_Stated exercise:_ Please repeat word for word the stretch of the listing below from the line containing "option-label: (e): [8, 262, 24, 277]" through the line containing "option-e: (e) 4820: [8, 261, 632, 279]", including both of those lines.

_Materials provided:_
________________________

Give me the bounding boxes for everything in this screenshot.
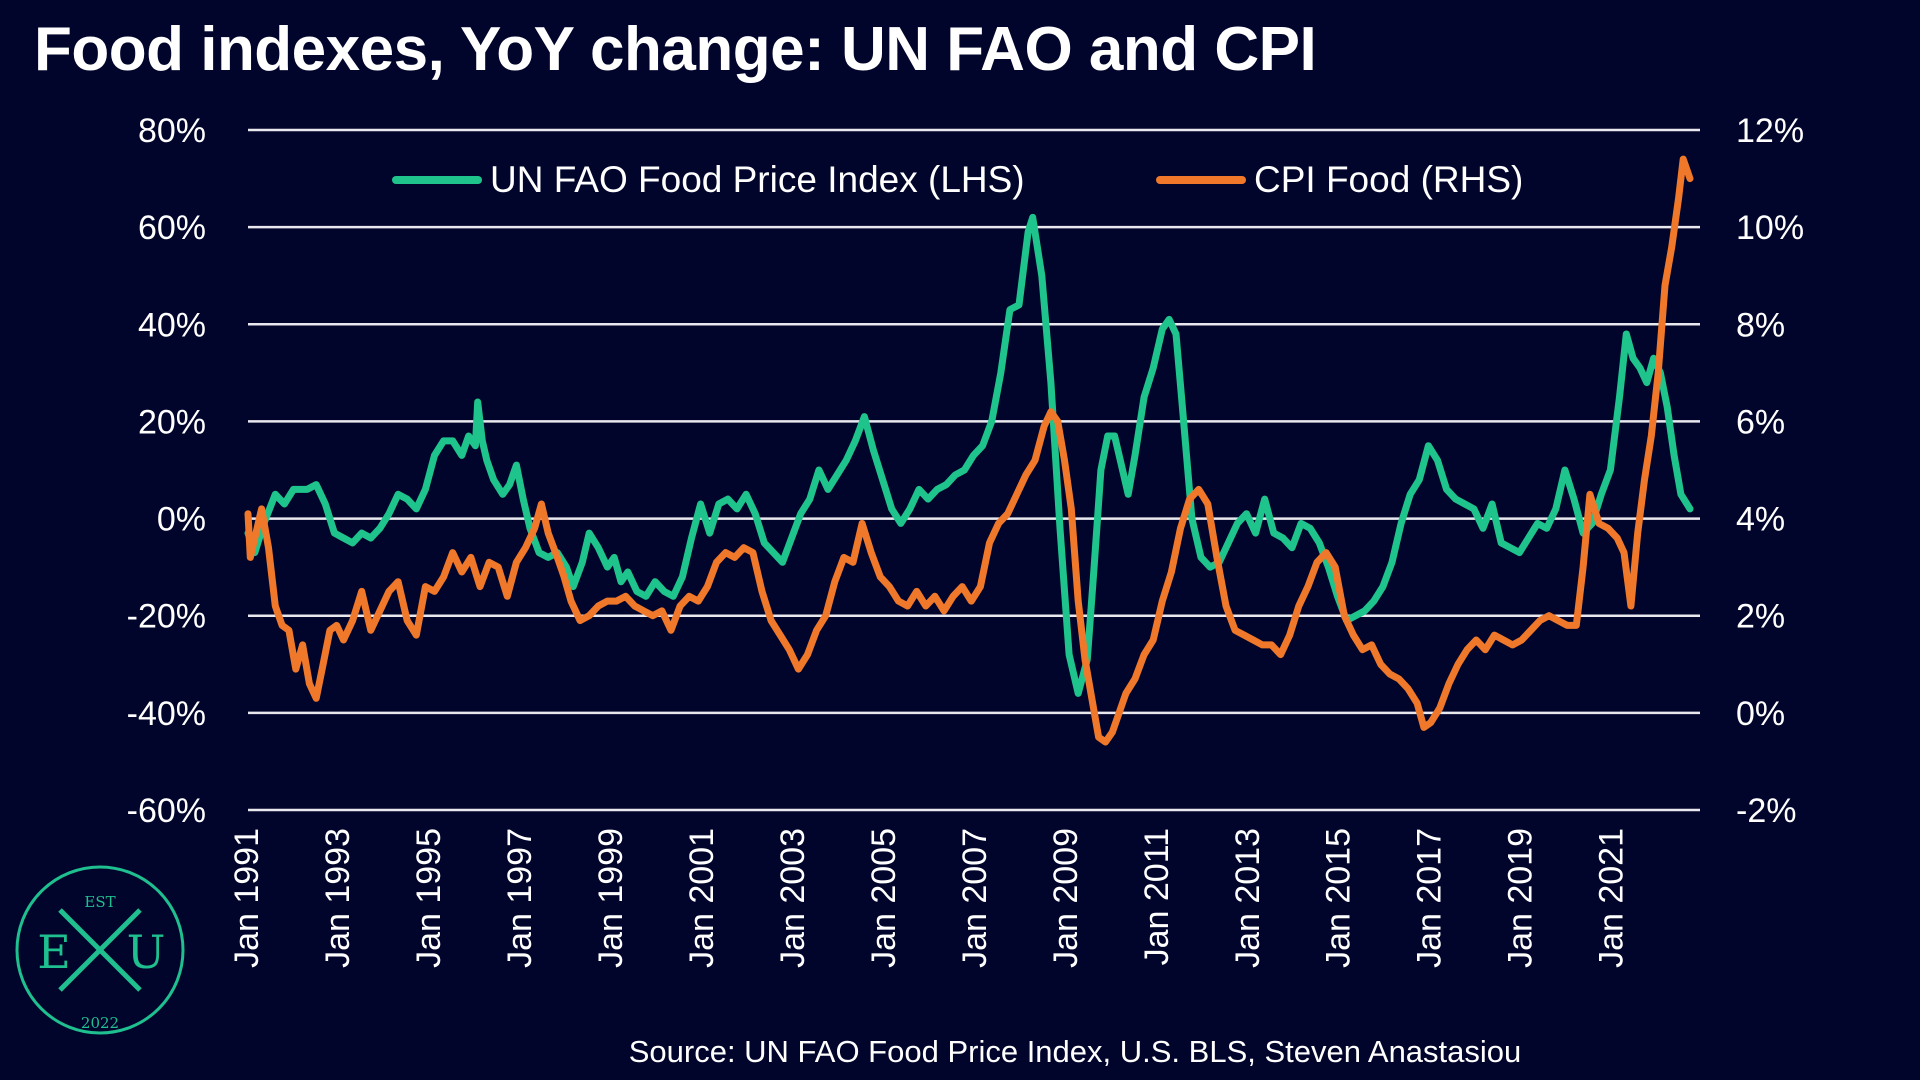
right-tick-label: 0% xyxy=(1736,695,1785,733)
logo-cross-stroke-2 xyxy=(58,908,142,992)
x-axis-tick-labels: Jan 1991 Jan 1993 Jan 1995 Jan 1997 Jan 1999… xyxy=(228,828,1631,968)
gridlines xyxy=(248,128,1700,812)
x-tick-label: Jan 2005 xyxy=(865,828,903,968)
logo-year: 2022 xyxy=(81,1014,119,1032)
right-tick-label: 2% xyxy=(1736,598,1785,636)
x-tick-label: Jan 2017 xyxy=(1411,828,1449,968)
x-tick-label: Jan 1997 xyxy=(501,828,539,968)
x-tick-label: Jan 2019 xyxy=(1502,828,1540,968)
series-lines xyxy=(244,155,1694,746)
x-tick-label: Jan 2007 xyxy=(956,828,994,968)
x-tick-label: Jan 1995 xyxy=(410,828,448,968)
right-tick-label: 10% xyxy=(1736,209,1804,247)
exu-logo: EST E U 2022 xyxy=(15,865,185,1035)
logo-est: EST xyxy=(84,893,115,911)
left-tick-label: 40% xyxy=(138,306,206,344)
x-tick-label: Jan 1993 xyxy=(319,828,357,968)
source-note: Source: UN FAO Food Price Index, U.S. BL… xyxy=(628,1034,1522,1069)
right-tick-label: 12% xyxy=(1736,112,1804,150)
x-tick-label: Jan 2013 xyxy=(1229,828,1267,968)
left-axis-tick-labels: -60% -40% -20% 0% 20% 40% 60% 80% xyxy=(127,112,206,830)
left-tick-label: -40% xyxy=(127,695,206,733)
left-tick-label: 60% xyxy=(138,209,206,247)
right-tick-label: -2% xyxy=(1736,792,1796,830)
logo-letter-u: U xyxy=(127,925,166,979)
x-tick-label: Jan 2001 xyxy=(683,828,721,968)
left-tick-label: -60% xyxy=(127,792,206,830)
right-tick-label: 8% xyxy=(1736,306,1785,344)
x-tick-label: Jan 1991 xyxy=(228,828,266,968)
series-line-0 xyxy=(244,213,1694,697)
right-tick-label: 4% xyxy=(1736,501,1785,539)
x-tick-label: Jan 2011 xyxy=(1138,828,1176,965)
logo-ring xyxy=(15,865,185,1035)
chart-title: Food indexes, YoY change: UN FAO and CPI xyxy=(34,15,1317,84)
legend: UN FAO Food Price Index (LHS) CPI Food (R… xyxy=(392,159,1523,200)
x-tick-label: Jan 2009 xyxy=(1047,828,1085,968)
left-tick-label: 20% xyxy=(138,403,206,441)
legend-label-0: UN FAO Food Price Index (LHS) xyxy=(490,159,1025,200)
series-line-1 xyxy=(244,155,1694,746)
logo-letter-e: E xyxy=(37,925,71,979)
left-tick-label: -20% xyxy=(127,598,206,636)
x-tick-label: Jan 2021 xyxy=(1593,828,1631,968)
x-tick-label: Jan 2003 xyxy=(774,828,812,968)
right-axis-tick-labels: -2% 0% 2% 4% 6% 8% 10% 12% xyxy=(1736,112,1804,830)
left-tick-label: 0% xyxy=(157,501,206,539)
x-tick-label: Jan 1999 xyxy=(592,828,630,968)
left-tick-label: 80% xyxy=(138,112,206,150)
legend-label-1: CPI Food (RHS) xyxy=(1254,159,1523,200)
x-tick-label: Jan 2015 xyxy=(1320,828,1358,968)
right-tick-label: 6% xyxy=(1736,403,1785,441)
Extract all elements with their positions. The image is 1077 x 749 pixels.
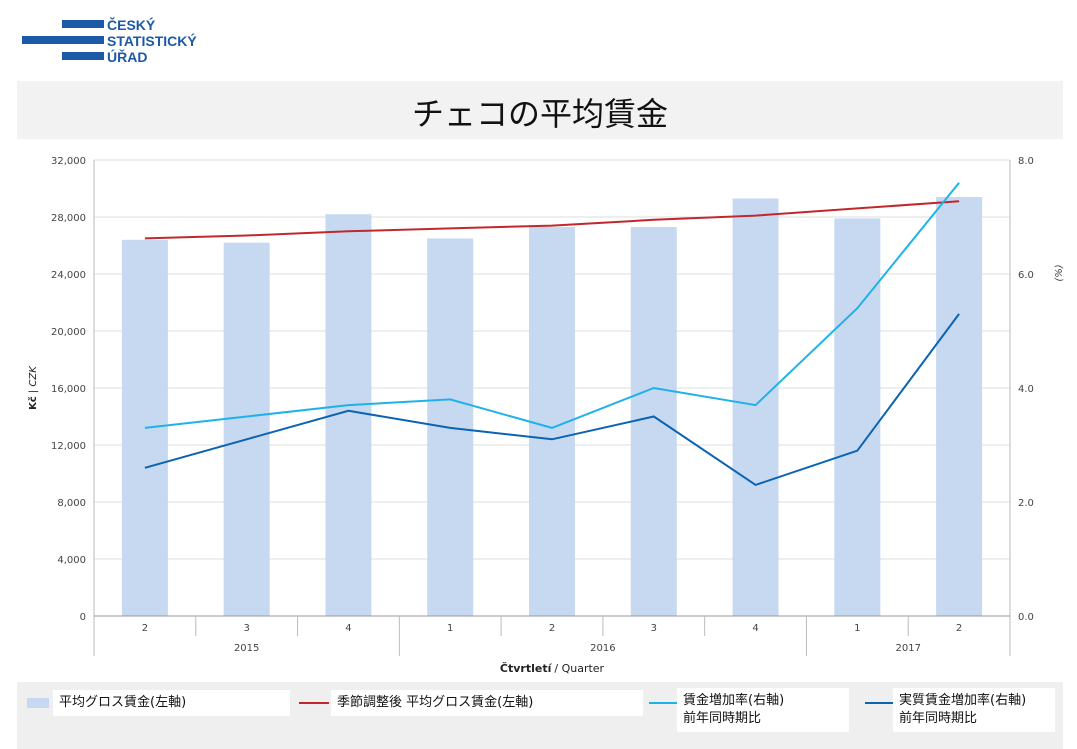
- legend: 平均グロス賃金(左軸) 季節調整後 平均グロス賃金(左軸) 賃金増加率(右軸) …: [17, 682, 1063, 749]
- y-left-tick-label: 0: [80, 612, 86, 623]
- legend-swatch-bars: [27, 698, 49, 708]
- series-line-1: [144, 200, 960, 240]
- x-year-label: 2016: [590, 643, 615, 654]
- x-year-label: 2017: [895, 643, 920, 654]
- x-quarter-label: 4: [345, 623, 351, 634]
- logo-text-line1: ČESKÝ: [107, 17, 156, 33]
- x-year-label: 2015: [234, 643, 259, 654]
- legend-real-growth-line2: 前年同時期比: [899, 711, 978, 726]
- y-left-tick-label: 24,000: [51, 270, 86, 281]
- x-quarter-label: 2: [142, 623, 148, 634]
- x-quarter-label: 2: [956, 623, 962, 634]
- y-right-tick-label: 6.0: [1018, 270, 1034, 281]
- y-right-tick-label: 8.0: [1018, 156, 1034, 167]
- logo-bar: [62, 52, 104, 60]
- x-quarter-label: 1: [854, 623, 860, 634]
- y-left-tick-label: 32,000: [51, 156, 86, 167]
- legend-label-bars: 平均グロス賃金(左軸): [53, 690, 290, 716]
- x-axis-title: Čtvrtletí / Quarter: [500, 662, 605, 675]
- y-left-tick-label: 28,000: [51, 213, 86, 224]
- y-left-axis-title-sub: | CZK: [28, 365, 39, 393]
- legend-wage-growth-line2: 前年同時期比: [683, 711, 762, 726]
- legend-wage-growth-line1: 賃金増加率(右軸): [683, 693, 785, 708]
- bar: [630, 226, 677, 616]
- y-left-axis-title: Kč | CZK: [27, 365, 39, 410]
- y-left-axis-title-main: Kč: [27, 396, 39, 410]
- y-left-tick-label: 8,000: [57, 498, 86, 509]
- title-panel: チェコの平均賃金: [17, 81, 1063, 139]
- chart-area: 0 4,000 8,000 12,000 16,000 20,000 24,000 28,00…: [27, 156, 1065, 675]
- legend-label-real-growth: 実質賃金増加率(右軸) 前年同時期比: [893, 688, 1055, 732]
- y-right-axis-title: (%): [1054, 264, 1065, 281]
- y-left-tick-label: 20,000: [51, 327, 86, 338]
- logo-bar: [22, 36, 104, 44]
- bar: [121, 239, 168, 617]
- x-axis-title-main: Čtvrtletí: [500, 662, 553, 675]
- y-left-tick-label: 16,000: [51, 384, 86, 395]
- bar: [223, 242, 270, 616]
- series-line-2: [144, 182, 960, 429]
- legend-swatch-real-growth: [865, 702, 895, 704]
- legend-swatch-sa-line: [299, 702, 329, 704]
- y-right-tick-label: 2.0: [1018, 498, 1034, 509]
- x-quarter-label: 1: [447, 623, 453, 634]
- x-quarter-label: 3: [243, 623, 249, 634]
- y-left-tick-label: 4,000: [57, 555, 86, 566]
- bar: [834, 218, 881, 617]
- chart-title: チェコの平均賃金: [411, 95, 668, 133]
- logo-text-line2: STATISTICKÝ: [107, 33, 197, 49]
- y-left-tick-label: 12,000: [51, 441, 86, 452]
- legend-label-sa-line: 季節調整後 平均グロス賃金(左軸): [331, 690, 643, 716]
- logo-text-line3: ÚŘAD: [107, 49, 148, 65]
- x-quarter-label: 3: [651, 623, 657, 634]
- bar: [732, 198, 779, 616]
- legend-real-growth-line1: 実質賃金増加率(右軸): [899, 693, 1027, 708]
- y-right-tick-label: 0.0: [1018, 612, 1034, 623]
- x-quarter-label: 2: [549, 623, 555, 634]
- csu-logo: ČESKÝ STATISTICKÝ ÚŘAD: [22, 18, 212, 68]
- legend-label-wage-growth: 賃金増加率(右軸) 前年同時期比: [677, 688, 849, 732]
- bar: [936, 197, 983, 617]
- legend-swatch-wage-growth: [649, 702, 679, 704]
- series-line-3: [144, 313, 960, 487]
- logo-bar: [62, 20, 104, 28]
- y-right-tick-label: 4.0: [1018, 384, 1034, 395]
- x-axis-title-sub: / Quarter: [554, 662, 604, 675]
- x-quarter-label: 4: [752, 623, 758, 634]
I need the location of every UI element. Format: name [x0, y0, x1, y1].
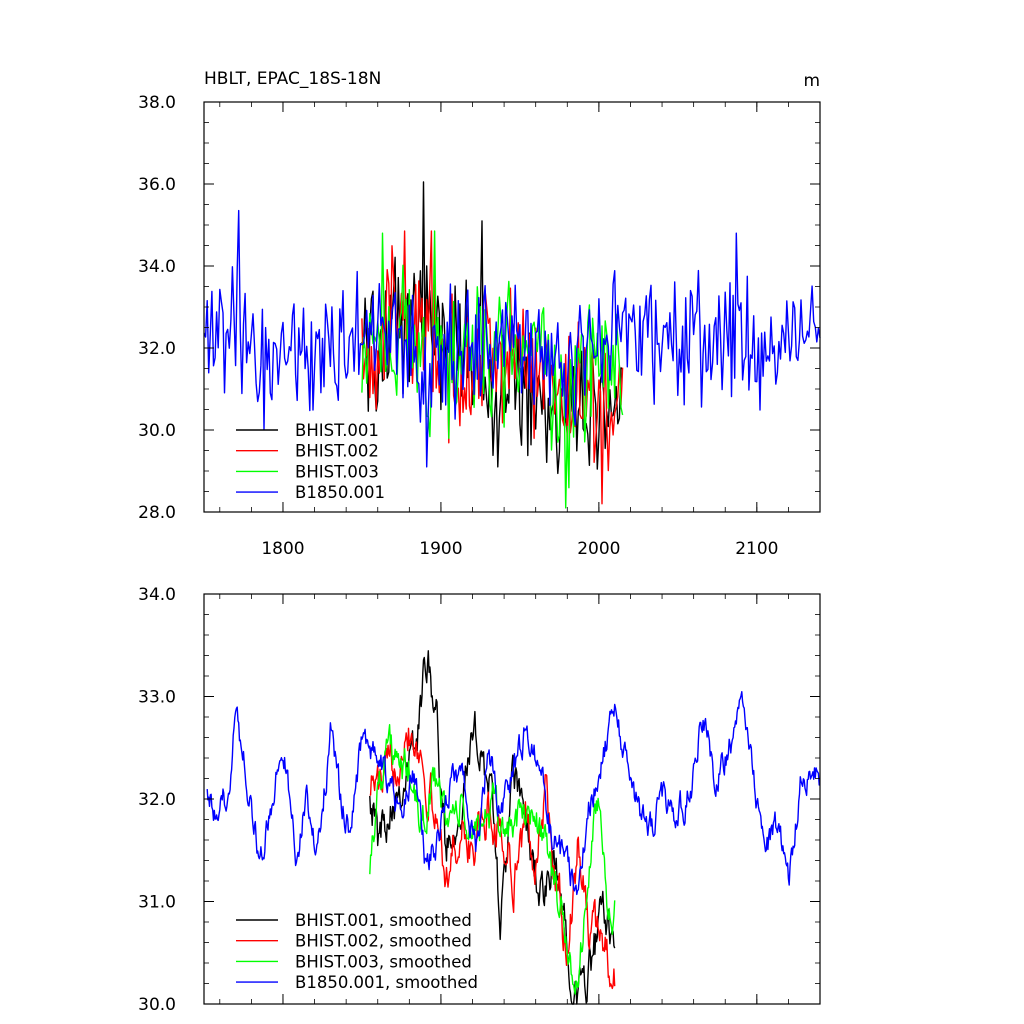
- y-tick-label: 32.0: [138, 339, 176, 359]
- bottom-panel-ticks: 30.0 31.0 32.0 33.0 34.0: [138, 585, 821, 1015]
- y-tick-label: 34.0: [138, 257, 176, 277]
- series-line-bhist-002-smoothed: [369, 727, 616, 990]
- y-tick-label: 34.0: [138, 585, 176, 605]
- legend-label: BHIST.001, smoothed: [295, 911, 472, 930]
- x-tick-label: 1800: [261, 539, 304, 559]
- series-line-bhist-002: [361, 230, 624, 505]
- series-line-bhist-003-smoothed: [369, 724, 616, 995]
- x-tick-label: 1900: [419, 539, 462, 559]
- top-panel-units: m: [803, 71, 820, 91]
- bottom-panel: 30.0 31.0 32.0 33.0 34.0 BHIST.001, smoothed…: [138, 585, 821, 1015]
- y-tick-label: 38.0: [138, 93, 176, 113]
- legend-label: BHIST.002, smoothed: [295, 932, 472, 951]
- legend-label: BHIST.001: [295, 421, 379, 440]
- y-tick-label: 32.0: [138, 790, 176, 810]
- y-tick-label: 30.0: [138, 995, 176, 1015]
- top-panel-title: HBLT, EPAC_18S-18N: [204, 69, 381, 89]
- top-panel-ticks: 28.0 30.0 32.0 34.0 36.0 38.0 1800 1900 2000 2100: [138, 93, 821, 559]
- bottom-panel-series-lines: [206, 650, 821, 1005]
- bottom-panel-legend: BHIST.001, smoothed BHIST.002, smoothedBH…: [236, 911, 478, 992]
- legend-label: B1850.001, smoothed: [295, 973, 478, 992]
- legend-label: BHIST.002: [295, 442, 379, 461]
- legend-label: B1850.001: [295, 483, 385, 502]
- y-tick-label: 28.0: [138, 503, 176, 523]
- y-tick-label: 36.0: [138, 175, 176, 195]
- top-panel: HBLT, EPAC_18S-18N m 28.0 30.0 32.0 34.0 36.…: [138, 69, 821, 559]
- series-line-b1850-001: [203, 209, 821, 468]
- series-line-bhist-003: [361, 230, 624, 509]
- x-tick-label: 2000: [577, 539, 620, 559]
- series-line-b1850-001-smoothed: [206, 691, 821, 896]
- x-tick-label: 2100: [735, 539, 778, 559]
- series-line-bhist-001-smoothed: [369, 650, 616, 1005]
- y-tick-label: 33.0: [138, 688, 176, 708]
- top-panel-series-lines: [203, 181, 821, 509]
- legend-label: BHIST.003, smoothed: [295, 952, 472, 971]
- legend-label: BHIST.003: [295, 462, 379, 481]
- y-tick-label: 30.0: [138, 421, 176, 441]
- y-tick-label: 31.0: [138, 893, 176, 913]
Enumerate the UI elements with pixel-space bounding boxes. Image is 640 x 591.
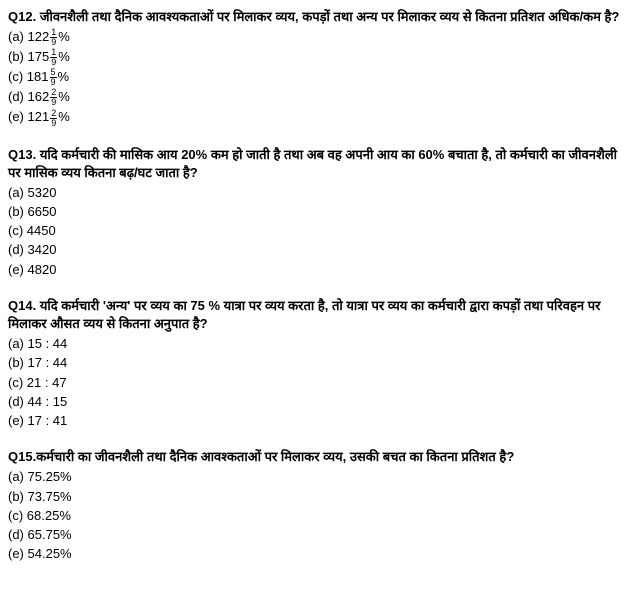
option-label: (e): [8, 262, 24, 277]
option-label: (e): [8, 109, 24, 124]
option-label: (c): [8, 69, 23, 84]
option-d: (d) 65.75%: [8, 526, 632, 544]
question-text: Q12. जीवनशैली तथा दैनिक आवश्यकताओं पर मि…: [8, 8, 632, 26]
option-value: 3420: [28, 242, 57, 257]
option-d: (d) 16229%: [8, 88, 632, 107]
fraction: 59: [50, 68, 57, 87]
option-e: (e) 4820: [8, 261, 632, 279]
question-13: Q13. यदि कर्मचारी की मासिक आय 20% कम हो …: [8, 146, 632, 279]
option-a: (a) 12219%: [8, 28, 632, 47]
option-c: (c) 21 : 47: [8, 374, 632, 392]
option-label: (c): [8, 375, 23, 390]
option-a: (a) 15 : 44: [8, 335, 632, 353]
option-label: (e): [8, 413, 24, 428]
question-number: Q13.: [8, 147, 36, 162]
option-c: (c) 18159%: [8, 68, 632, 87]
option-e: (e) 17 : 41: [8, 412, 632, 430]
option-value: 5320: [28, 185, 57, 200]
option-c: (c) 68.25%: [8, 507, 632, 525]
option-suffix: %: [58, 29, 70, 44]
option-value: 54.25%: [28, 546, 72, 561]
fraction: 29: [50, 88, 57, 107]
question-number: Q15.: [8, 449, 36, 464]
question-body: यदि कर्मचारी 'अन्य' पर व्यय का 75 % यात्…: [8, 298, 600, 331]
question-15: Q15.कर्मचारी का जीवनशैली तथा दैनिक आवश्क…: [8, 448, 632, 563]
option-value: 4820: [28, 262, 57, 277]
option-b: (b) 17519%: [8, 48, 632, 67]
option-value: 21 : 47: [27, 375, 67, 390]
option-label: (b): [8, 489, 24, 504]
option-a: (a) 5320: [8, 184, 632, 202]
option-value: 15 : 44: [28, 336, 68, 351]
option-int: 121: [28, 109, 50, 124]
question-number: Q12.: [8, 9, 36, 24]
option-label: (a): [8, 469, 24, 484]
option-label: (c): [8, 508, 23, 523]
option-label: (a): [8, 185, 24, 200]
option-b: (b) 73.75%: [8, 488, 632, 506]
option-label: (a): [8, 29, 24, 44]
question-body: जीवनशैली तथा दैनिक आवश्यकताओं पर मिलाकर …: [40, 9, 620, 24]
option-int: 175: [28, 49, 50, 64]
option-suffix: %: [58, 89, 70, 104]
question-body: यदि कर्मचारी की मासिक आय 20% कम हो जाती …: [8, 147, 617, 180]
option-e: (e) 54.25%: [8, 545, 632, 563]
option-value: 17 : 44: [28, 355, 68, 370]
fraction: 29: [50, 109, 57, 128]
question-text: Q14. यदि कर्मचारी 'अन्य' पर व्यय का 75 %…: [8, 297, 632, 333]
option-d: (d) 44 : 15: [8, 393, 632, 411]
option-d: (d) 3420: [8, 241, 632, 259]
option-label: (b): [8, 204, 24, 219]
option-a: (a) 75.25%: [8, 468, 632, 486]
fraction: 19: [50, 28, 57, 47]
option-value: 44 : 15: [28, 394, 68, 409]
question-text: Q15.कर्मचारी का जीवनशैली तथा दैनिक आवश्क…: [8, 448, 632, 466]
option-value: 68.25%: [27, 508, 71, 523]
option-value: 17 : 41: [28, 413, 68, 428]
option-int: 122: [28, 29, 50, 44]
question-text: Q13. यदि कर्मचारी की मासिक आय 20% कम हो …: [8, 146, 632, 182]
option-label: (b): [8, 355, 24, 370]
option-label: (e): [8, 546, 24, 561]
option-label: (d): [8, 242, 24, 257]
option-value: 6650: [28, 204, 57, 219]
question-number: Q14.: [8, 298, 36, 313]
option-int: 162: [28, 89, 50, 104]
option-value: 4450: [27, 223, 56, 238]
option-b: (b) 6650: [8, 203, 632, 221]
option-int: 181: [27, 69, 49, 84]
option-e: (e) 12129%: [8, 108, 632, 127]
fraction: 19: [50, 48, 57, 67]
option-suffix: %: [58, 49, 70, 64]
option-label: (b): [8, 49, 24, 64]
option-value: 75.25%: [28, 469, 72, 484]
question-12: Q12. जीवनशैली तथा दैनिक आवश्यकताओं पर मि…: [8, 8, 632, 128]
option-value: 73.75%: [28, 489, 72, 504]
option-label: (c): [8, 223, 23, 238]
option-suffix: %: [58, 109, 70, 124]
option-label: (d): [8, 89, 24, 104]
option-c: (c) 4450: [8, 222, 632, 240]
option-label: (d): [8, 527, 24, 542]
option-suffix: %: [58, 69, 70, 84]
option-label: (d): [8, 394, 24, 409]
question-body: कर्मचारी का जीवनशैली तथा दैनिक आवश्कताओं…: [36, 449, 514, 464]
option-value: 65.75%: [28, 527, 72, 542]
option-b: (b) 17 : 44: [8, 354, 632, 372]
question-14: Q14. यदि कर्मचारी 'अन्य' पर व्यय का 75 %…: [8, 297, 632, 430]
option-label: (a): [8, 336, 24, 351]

________________________

_Written solution:_
option-label: (e): [8, 262, 24, 277]
option-label: (e): [8, 109, 24, 124]
option-label: (c): [8, 69, 23, 84]
option-d: (d) 65.75%: [8, 526, 632, 544]
question-text: Q12. जीवनशैली तथा दैनिक आवश्यकताओं पर मि…: [8, 8, 632, 26]
option-value: 3420: [28, 242, 57, 257]
option-d: (d) 16229%: [8, 88, 632, 107]
fraction: 59: [50, 68, 57, 87]
option-e: (e) 4820: [8, 261, 632, 279]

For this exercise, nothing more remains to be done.